#### [GIVEN EXERCISE]
Examine the material below. Gather every line in which the string "Zofe" appears.

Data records
BEGIN

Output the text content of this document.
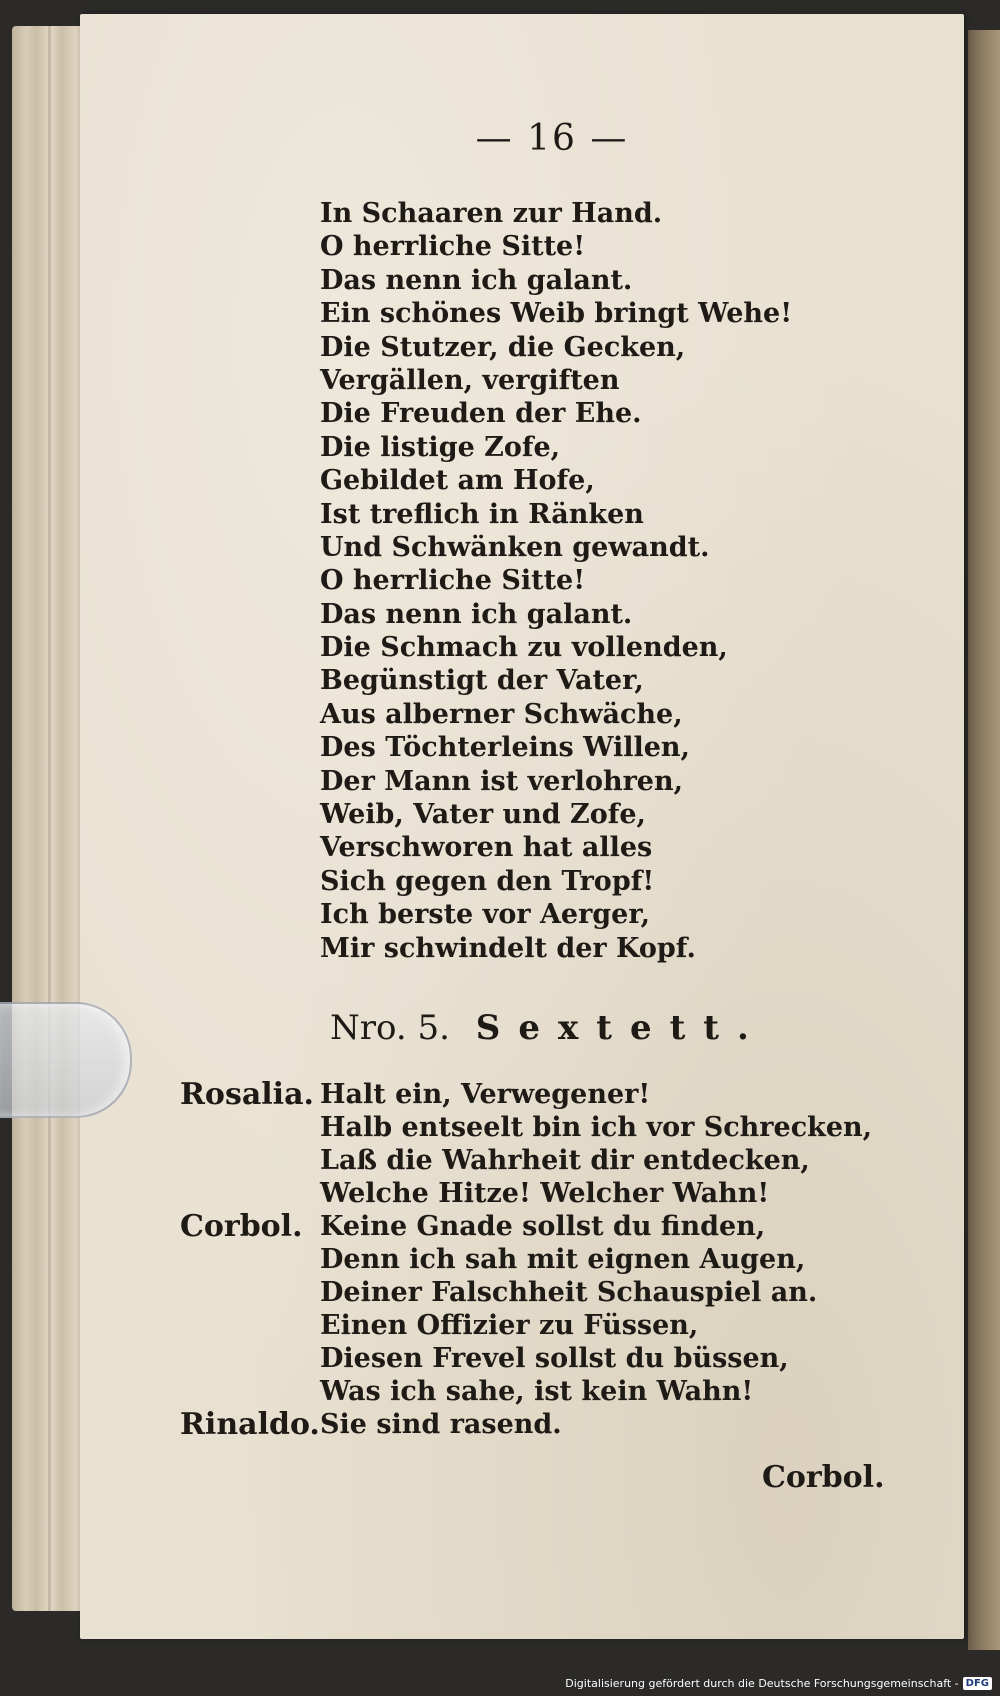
— 16 —
In Schaaren zur Hand.
O herrliche Sitte!
Das nenn ich galant.
Ein schönes Weib bringt Wehe!
Die Stutzer, die Gecken,
Vergällen, vergiften
Die Freuden der Ehe.
Die listige Zofe,
Gebildet am Hofe,
Ist treflich in Ränken
Und Schwänken gewandt.
O herrliche Sitte!
Das nenn ich galant.
Die Schmach zu vollenden,
Begünstigt der Vater,
Aus alberner Schwäche,
Des Töchterleins Willen,
Der Mann ist verlohren,
Weib, Vater und Zofe,
Verschworen hat alles
Sich gegen den Tropf!
Ich berste vor Aerger,
Mir schwindelt der Kopf.
Nro. 5. Sextett.
Rosalia. Halt ein, Verwegener!
Halb entseelt bin ich vor Schrecken,
Laß die Wahrheit dir entdecken,
Welche Hitze! Welcher Wahn!
Corbol. Keine Gnade sollst du finden,
Denn ich sah mit eignen Augen,
Deiner Falschheit Schauspiel an.
Einen Offizier zu Füssen,
Diesen Frevel sollst du büssen,
Was ich sahe, ist kein Wahn!
Rinaldo. Sie sind rasend.
Corbol.
Digitalisierung gefördert durch die Deutsche Forschungsgemeinschaft - DFG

END

#### [ANSWER TO THIS EXERCISE]
Die listige Zofe,
Weib, Vater und Zofe,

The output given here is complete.